Page excerpt:
- - - - -

To make it possible to look at the trees, I will first simplify the union-ed tree sequence to keep only two diploid samples per population.

rng = np.random.default_rng(seed=123)
ind_alive = pyslim.individuals_alive_at(tsu, 0)
# TODO: this will work in the next tskit
# ind_pops = tsu.individuals_population[ind_alive]
ind_pops = np.array([tsu.node(tsu.individual(i).nodes[0]).population for i in ind_alive])
subsample_indivs = [
rng.choice(ind_alive[ind_pops == pop_ids[name]], 2)
for name in pops
]
subsample_nodes = [
np.concatenate([tsu.individual(i).nodes for i in x])
for x in subsample_indivs
]
tsus = tsu.simplify(
np.concatenate(subsample_nodes),
filter_populations=False,
)
pop_labels = {v: k for k, v in pop_ids.items()}
SVG(tsus.draw_svg(
node_labels={
node.id: pop_labels[node.population]
for node in tsus.nodes()
if not node.time > 0.0
},
x_lim=[0,2200],
size=(800, 300),
))


Note

A possible gotcha in the code above lies in getting the time units to work out. Note that in the SLiM script we both save and reload .trees files in the late() stage of the SLiM life cycle. This is important: if we had reloaded the files in early(), then each time we did so the “tskit time” and “SLiM time” would become one step out of sync. This leads to errors either in union (since if the time units in the two tree sequences do not match, union will raise an error) or in recapitate (since recapitate assumes that the “top” of the trees are at the number of generations ago recorded by SLiM in metadata).

- - - - -

Problem requirements: Reproduce the passage from the excerpt on simplifying tree sequences word for word, starting at "if not node.time" and ending at "SLiM in metadata).".

- - - - -

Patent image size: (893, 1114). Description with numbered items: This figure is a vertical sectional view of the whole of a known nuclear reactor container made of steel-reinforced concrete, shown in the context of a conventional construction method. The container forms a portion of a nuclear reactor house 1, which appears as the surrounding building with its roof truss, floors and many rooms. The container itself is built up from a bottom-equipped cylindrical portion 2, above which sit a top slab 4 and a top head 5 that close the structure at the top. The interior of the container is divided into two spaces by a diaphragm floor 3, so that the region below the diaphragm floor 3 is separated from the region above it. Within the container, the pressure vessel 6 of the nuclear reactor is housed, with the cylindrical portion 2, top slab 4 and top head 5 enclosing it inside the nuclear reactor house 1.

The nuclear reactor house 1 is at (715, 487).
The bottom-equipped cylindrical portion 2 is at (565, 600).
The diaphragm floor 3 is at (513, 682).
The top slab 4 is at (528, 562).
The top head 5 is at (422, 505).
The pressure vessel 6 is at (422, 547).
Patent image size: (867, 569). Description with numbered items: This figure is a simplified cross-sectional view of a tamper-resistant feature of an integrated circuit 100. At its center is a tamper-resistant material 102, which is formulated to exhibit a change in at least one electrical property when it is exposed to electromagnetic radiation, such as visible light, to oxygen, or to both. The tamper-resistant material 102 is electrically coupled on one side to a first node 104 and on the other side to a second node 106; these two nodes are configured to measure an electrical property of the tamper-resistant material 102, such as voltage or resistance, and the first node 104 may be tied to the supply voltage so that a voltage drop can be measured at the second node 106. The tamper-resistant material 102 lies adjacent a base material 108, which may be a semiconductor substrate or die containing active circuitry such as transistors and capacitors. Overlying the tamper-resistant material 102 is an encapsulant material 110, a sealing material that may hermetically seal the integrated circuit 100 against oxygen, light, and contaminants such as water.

- - - - -

Written solution:
if not node.time > 0.0
},
x_lim=[0,2200],
size=(800, 300),
))


Note

A possible gotcha in the code above lies in getting the time units to work out. Note that in the SLiM script we both save and reload .trees files in the late() stage of the SLiM life cycle. This is important: if we had reloaded the files in early(), then each time we did so the “tskit time” and “SLiM time” would become one step out of sync. This leads to errors either in union (since if the time units in the two tree sequences do not match, union will raise an error) or in recapitate (since recapitate assumes that the “top” of the trees are at the number of generations ago recorded by SLiM in metadata).